_Input_
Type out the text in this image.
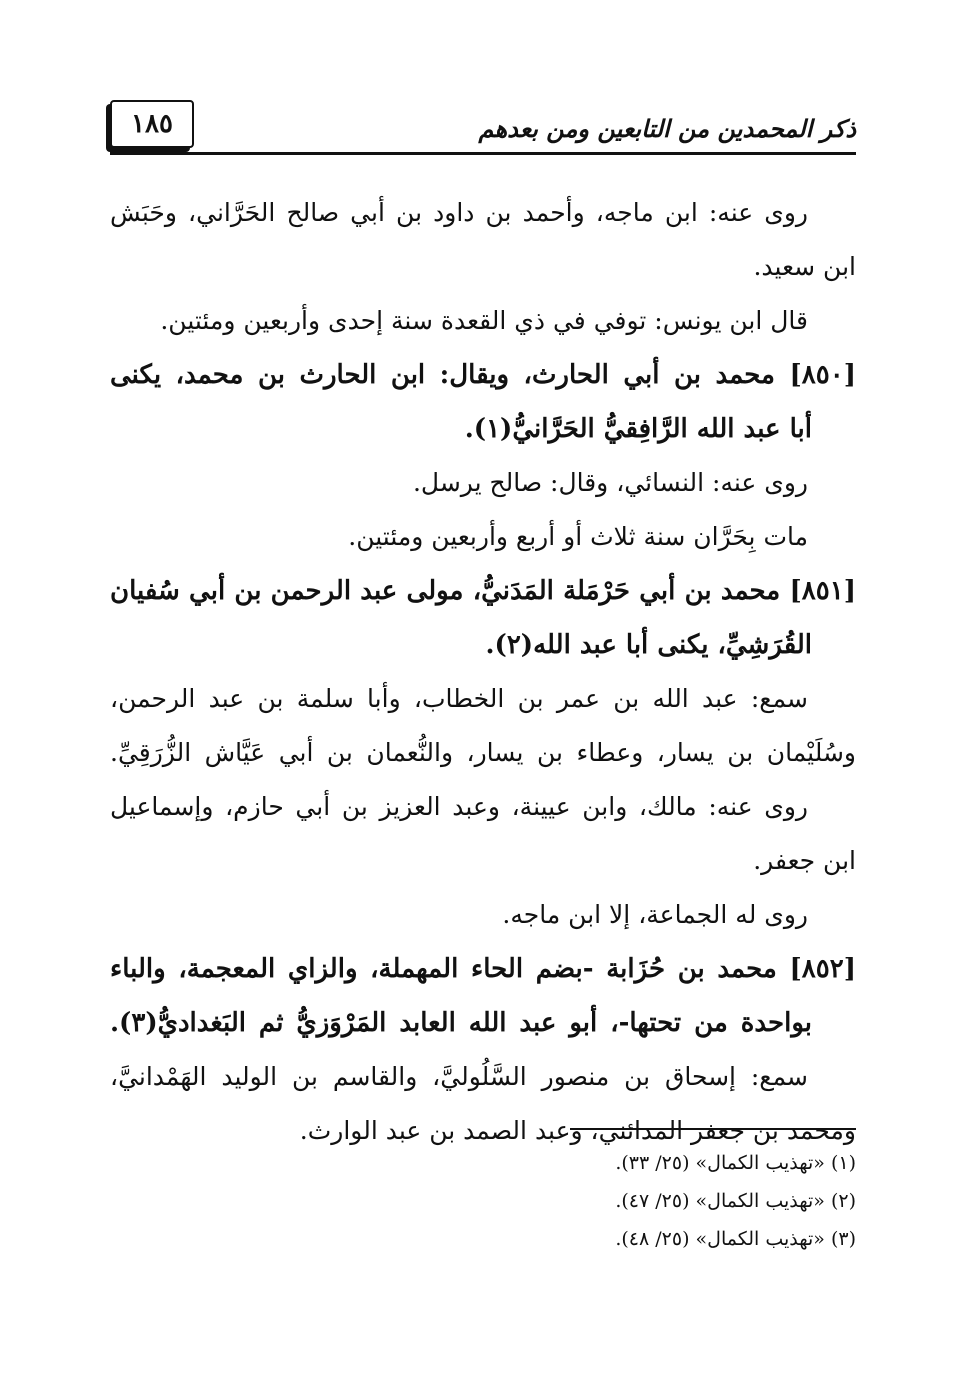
ذكر المحمدين من التابعين ومن بعدهم
١٨٥
روى عنه: ابن ماجه، وأحمد بن داود بن أبي صالح الحَرَّاني، وحَبَش
ابن سعيد.
قال ابن يونس: توفي في ذي القعدة سنة إحدى وأربعين ومئتين.
[٨٥٠] محمد بن أبي الحارث، ويقال: ابن الحارث بن محمد، يكنى
أبا عبد الله الرَّافِقيُّ الحَرَّانيُّ(١).
روى عنه: النسائي، وقال: صالح يرسل.
مات بِحَرَّان سنة ثلاث أو أربع وأربعين ومئتين.
[٨٥١] محمد بن أبي حَرْمَلة المَدَنيُّ، مولى عبد الرحمن بن أبي سُفيان
القُرَشِيِّ، يكنى أبا عبد الله(٢).
سمع: عبد الله بن عمر بن الخطاب، وأبا سلمة بن عبد الرحمن،
وسُلَيْمان بن يسار، وعطاء بن يسار، والنُّعمان بن أبي عَيَّاش الزُّرَقِيِّ.
روى عنه: مالك، وابن عيينة، وعبد العزيز بن أبي حازم، وإسماعيل
ابن جعفر.
روى له الجماعة، إلا ابن ماجه.
[٨٥٢] محمد بن حُزَابة -بضم الحاء المهملة، والزاي المعجمة، والباء
بواحدة من تحتها-، أبو عبد الله العابد المَرْوَزيُّ ثم البَغداديُّ(٣).
سمع: إسحاق بن منصور السَّلُوليَّ، والقاسم بن الوليد الهَمْدانيَّ،
ومحمد بن جعفر المدائني، وعبد الصمد بن عبد الوارث.
(١) «تهذيب الكمال» (٢٥/ ٣٣).
(٢) «تهذيب الكمال» (٢٥/ ٤٧).
(٣) «تهذيب الكمال» (٢٥/ ٤٨).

_Short exercise_
Your job is to transcribe the entries above exactly; skip the pictures.

_Task response_
Type out the text in this image.
ذكر المحمدين من التابعين ومن بعدهم
١٨٥
روى عنه: ابن ماجه، وأحمد بن داود بن أبي صالح الحَرَّاني، وحَبَش
ابن سعيد.
قال ابن يونس: توفي في ذي القعدة سنة إحدى وأربعين ومئتين.
[٨٥٠] محمد بن أبي الحارث، ويقال: ابن الحارث بن محمد، يكنى
أبا عبد الله الرَّافِقيُّ الحَرَّانيُّ(١).
روى عنه: النسائي، وقال: صالح يرسل.
مات بِحَرَّان سنة ثلاث أو أربع وأربعين ومئتين.
[٨٥١] محمد بن أبي حَرْمَلة المَدَنيُّ، مولى عبد الرحمن بن أبي سُفيان
القُرَشِيِّ، يكنى أبا عبد الله(٢).
سمع: عبد الله بن عمر بن الخطاب، وأبا سلمة بن عبد الرحمن،
وسُلَيْمان بن يسار، وعطاء بن يسار، والنُّعمان بن أبي عَيَّاش الزُّرَقِيِّ.
روى عنه: مالك، وابن عيينة، وعبد العزيز بن أبي حازم، وإسماعيل
ابن جعفر.
روى له الجماعة، إلا ابن ماجه.
[٨٥٢] محمد بن حُزَابة -بضم الحاء المهملة، والزاي المعجمة، والباء
بواحدة من تحتها-، أبو عبد الله العابد المَرْوَزيُّ ثم البَغداديُّ(٣).
سمع: إسحاق بن منصور السَّلُوليَّ، والقاسم بن الوليد الهَمْدانيَّ،
ومحمد بن جعفر المدائني، وعبد الصمد بن عبد الوارث.
(١) «تهذيب الكمال» (٢٥/ ٣٣).
(٢) «تهذيب الكمال» (٢٥/ ٤٧).
(٣) «تهذيب الكمال» (٢٥/ ٤٨).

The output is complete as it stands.